Extracted data entries:
+ + +

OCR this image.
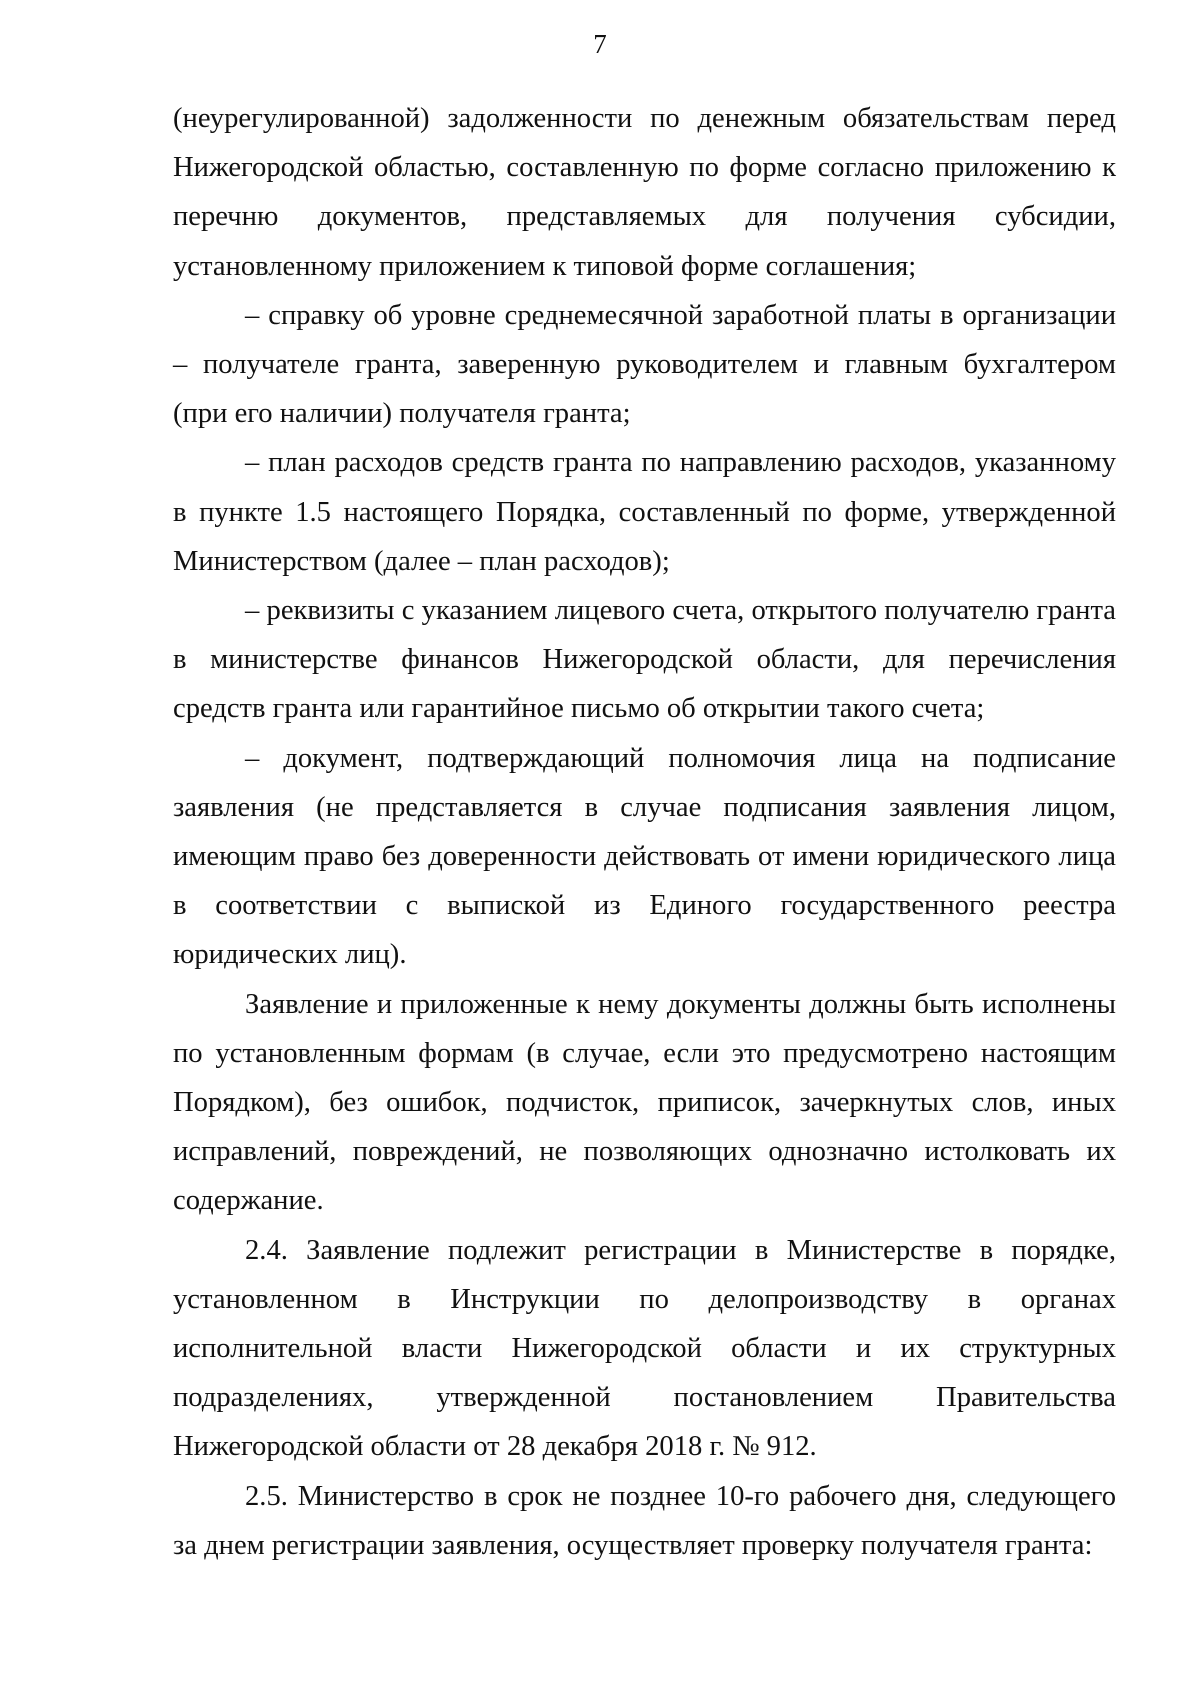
7

(неурегулированной) задолженности по денежным обязательствам перед Нижегородской областью, составленную по форме согласно приложению к перечню документов, представляемых для получения субсидии, установленному приложением к типовой форме соглашения;

– справку об уровне среднемесячной заработной платы в организации – получателе гранта, заверенную руководителем и главным бухгалтером (при его наличии) получателя гранта;

– план расходов средств гранта по направлению расходов, указанному в пункте 1.5 настоящего Порядка, составленный по форме, утвержденной Министерством (далее – план расходов);

– реквизиты с указанием лицевого счета, открытого получателю гранта в министерстве финансов Нижегородской области, для перечисления средств гранта или гарантийное письмо об открытии такого счета;

– документ, подтверждающий полномочия лица на подписание заявления (не представляется в случае подписания заявления лицом, имеющим право без доверенности действовать от имени юридического лица в соответствии с выпиской из Единого государственного реестра юридических лиц).

Заявление и приложенные к нему документы должны быть исполнены по установленным формам (в случае, если это предусмотрено настоящим Порядком), без ошибок, подчисток, приписок, зачеркнутых слов, иных исправлений, повреждений, не позволяющих однозначно истолковать их содержание.

2.4. Заявление подлежит регистрации в Министерстве в порядке, установленном в Инструкции по делопроизводству в органах исполнительной власти Нижегородской области и их структурных подразделениях, утвержденной постановлением Правительства Нижегородской области от 28 декабря 2018 г. № 912.

2.5. Министерство в срок не позднее 10-го рабочего дня, следующего за днем регистрации заявления, осуществляет проверку получателя гранта:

+ + +

▶ Task objective: Write out all the entries again, word for word, and print no images.

▶ Written answer:
OCR this image.
7

(неурегулированной) задолженности по денежным обязательствам перед Нижегородской областью, составленную по форме согласно приложению к перечню документов, представляемых для получения субсидии, установленному приложением к типовой форме соглашения;

– справку об уровне среднемесячной заработной платы в организации – получателе гранта, заверенную руководителем и главным бухгалтером (при его наличии) получателя гранта;

– план расходов средств гранта по направлению расходов, указанному в пункте 1.5 настоящего Порядка, составленный по форме, утвержденной Министерством (далее – план расходов);

– реквизиты с указанием лицевого счета, открытого получателю гранта в министерстве финансов Нижегородской области, для перечисления средств гранта или гарантийное письмо об открытии такого счета;

– документ, подтверждающий полномочия лица на подписание заявления (не представляется в случае подписания заявления лицом, имеющим право без доверенности действовать от имени юридического лица в соответствии с выпиской из Единого государственного реестра юридических лиц).

Заявление и приложенные к нему документы должны быть исполнены по установленным формам (в случае, если это предусмотрено настоящим Порядком), без ошибок, подчисток, приписок, зачеркнутых слов, иных исправлений, повреждений, не позволяющих однозначно истолковать их содержание.

2.4. Заявление подлежит регистрации в Министерстве в порядке, установленном в Инструкции по делопроизводству в органах исполнительной власти Нижегородской области и их структурных подразделениях, утвержденной постановлением Правительства Нижегородской области от 28 декабря 2018 г. № 912.

2.5. Министерство в срок не позднее 10-го рабочего дня, следующего за днем регистрации заявления, осуществляет проверку получателя гранта:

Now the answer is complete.